**YOUR OBJECTIVE:** Among the records below, find each line that includes the string "Employment" and copy it.

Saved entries

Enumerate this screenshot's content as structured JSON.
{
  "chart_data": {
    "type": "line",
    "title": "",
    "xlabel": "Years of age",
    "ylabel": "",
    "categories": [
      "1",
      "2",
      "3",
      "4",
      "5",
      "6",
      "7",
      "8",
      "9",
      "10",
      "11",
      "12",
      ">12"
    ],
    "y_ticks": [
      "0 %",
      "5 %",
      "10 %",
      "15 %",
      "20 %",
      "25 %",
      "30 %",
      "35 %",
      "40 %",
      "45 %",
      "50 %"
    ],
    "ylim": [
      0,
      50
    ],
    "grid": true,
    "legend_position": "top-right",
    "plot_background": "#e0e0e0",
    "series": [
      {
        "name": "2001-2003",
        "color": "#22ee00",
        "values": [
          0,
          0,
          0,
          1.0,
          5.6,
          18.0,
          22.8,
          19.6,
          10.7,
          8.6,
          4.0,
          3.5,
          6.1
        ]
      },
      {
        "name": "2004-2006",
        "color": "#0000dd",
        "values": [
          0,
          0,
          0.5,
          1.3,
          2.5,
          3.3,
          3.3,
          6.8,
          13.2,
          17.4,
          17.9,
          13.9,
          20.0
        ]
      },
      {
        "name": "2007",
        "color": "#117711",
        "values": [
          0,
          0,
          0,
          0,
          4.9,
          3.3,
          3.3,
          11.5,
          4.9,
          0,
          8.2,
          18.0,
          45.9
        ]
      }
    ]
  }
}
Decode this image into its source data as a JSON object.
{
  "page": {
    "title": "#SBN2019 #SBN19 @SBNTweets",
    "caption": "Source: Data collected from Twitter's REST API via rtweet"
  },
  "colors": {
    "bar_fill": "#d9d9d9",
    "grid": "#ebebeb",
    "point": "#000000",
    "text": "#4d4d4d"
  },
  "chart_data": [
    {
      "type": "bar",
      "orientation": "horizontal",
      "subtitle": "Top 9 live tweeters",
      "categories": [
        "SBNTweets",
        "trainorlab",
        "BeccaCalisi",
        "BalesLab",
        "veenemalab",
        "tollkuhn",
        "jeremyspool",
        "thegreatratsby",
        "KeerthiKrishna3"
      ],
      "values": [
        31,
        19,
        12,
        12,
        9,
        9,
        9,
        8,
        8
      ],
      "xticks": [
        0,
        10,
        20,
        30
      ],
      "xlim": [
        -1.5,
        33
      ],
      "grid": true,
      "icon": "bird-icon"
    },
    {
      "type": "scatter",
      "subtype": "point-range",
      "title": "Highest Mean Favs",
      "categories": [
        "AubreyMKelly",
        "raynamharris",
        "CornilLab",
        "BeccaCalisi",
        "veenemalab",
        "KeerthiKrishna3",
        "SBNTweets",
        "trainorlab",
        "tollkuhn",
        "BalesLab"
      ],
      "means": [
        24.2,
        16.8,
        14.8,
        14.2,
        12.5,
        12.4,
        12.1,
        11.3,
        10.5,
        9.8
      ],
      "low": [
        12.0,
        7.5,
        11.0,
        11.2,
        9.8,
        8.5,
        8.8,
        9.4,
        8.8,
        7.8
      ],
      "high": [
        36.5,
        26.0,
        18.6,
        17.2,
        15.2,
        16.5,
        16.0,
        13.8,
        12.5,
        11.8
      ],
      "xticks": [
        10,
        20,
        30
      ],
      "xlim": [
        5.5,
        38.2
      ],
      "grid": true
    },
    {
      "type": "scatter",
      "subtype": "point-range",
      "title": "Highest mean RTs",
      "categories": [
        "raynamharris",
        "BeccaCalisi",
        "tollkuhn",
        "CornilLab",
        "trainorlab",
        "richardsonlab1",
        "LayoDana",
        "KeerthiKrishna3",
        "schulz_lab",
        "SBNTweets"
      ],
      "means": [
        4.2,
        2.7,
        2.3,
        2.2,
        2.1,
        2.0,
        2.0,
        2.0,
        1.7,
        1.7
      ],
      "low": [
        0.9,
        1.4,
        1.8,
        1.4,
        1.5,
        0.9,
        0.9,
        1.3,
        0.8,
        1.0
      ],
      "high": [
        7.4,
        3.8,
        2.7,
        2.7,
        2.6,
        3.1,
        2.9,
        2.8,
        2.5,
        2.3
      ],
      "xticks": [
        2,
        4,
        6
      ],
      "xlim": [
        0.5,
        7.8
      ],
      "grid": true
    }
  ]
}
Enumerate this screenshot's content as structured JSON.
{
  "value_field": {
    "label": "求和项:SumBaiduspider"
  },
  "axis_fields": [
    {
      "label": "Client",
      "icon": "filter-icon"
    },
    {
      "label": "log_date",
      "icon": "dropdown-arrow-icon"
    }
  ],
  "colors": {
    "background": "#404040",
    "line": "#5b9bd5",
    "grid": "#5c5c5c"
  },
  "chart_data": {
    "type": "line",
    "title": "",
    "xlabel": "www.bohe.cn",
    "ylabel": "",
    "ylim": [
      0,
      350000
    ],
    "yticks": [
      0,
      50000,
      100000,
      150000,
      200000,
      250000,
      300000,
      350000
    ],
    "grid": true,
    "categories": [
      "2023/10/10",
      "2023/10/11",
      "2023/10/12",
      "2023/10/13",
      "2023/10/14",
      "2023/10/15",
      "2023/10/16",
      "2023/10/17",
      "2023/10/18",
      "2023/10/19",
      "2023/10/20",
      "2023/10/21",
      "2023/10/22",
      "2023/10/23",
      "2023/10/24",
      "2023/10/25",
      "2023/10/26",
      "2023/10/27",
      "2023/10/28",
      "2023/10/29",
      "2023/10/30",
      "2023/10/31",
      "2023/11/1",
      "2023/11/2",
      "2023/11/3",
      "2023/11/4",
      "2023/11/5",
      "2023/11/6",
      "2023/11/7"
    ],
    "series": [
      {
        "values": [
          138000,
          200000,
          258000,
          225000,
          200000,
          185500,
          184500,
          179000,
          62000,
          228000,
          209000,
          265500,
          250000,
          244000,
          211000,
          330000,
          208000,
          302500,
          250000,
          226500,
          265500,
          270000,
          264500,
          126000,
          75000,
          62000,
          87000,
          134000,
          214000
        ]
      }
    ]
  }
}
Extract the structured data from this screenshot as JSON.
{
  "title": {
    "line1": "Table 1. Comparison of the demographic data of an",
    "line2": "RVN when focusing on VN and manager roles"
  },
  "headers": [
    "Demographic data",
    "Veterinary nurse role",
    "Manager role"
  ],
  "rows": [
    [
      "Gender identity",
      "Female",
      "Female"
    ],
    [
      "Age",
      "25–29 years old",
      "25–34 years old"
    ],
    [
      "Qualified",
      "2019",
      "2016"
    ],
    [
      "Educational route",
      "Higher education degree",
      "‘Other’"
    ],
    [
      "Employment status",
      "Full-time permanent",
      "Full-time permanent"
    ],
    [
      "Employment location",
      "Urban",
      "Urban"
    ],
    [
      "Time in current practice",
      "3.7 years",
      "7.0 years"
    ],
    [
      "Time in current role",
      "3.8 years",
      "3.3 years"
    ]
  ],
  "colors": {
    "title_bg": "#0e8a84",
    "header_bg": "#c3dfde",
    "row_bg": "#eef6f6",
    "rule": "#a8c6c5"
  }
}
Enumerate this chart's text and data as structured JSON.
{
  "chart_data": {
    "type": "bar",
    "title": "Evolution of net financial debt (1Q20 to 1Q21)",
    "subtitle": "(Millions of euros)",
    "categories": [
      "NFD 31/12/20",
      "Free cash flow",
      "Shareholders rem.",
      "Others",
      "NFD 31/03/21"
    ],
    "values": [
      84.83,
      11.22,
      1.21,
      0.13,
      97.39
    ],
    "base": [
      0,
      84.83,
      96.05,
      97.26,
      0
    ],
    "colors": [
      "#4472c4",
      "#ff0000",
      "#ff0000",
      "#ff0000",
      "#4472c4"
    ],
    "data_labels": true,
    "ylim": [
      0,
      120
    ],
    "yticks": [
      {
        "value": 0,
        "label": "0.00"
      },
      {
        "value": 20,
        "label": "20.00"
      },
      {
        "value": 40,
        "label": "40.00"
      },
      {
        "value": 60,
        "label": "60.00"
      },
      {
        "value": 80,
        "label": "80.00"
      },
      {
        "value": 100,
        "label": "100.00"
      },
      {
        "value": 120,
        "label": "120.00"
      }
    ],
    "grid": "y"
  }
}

**EXERCISE RESULT:**
      "Employment status",
      "Employment location",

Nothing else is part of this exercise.